Set of tasks:
1) In the text on Haeckel's Kunstformen plates below, do these statements agree with it? Answer yes or no for each, and quote the words that decide it. (a) Radiolarians show up in almost every set of 10 plates. (b) The images on each plate are arranged by scientific classification. (c) Desmonema annasethe now goes by the name Cyanea annasethe.
2) The text on Haeckel's Kunstformen plates below gives examples of subjects chosen to embody symmetry and level of organization. List every kind of creature it names in those examples.

Extract:
According to Haeckel scholar Olaf Breidbach, the work was "not just a book of illustrations but also the summation of his view of the world." The over-riding themes of the Kunstformen plates are symmetry and level of organization. The subjects were selected to embody these to the full, from the scale patterns of boxfishes to the spirals of ammonites to the perfect symmetries of jellies and microorganisms, while images composing each plate are arranged for maximum visual impact.

Among the notable prints are numerous radiolarians, which Haeckel helped to popularize among amateur microscopists; at least one example is found in almost every set of 10. Cnidaria also feature prominently throughout the book, including sea anemones as well as Siphonophorae, Semaeostomeae, and other medusae. The first set included Desmonema annasethe (now Cyanea annasethe), a particularly striking jellyfish that Haeckel observed and described shortly after the death of his wife Anna Sethe; the tentacles reminded him of her long flowing hair.

Bounding box prediction data:

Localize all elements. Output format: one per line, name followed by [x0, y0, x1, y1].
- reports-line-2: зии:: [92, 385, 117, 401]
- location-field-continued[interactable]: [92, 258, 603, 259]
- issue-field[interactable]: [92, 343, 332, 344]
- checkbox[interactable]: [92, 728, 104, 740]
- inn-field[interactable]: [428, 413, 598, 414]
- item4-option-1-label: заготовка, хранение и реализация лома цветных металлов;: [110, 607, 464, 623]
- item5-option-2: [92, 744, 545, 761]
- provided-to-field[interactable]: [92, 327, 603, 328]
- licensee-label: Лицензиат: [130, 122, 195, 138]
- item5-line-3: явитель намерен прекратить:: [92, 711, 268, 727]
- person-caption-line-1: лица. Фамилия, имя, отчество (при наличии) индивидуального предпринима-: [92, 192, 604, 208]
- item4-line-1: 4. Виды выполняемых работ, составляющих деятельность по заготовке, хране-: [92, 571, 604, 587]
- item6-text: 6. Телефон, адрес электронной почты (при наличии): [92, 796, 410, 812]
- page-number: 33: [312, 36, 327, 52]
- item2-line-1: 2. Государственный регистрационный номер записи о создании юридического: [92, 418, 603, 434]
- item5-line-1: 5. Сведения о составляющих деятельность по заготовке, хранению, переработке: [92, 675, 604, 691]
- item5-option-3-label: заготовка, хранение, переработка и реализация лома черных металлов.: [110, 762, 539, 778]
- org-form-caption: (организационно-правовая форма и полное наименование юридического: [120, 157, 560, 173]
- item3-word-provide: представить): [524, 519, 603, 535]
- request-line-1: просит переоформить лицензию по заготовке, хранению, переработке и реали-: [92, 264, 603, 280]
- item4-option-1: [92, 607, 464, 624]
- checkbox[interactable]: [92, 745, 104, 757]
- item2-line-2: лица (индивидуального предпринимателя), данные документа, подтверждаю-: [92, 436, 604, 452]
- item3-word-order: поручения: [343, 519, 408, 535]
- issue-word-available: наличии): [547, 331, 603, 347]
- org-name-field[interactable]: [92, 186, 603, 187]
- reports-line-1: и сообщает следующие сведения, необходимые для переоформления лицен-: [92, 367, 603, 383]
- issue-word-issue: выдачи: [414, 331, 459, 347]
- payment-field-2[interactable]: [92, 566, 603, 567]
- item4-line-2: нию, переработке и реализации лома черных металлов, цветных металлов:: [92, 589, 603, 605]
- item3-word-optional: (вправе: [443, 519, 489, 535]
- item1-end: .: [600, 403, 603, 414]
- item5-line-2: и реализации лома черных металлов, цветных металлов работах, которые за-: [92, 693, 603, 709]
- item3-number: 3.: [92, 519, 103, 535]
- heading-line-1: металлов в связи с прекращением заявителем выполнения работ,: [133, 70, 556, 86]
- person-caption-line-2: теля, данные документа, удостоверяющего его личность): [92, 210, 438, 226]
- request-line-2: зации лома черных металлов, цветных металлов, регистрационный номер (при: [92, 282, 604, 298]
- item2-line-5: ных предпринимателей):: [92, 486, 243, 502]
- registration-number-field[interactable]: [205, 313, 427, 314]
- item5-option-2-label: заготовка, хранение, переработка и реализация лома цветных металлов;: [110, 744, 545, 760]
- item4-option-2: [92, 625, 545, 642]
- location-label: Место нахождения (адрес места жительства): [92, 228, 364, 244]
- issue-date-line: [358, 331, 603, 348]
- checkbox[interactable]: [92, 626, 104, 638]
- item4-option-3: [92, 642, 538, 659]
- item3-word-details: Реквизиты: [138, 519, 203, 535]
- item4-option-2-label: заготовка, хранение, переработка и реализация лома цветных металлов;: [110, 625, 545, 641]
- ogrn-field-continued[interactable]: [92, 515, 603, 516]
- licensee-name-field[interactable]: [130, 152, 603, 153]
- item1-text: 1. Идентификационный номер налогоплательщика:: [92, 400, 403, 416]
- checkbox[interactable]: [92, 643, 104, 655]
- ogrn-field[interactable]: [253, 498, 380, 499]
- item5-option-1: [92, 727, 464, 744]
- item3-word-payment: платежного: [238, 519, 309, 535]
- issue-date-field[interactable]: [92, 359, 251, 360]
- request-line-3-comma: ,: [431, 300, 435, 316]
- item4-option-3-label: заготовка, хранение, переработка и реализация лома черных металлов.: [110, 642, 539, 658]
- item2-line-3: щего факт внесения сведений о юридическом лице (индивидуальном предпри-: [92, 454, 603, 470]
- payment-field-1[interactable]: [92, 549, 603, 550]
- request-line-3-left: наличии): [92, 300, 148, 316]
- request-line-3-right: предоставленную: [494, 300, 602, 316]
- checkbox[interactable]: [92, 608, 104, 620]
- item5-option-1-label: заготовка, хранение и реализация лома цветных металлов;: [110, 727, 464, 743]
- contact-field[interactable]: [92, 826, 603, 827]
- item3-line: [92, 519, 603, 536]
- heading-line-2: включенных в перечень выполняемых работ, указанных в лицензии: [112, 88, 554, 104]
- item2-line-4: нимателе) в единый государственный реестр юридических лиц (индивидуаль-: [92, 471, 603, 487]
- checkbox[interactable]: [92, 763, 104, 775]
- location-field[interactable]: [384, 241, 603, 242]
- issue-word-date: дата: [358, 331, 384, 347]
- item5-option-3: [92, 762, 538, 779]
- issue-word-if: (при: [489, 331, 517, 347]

Answers for the tasks:
1)
(a) Yes: "at least one example is found in almost every set of 10."
(b) No: "images composing each plate are arranged for maximum visual impact."
(c) Yes: "Desmonema annasethe (now Cyanea annasethe)"

2) Boxfishes, ammonites, jellies, microorganisms